* Instructions to follow
Search the data for the string "name" and extract every line where it appears.

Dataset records
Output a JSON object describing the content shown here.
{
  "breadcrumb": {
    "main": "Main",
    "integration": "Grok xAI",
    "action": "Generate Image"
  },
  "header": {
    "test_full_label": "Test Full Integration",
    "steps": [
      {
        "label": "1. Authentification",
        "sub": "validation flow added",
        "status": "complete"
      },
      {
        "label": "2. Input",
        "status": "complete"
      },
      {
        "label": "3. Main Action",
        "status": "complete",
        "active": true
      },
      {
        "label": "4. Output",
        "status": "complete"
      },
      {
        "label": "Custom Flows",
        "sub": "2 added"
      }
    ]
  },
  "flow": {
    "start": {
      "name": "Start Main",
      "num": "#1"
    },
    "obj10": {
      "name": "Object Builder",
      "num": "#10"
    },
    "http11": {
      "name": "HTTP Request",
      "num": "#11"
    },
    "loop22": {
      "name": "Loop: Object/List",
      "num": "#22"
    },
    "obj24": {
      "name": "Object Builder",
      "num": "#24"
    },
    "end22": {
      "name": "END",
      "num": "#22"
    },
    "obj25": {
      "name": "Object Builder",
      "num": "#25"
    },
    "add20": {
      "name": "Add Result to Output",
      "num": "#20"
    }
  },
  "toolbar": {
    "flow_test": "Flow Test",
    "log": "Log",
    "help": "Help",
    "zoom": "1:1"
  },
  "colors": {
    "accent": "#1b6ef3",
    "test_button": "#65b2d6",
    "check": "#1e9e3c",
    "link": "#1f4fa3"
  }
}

* Solution
      "name": "Start Main",
      "name": "Object Builder",
      "name": "HTTP Request",
      "name": "Loop: Object/List",
      "name": "Object Builder",
      "name": "END",
      "name": "Object Builder",
      "name": "Add Result to Output",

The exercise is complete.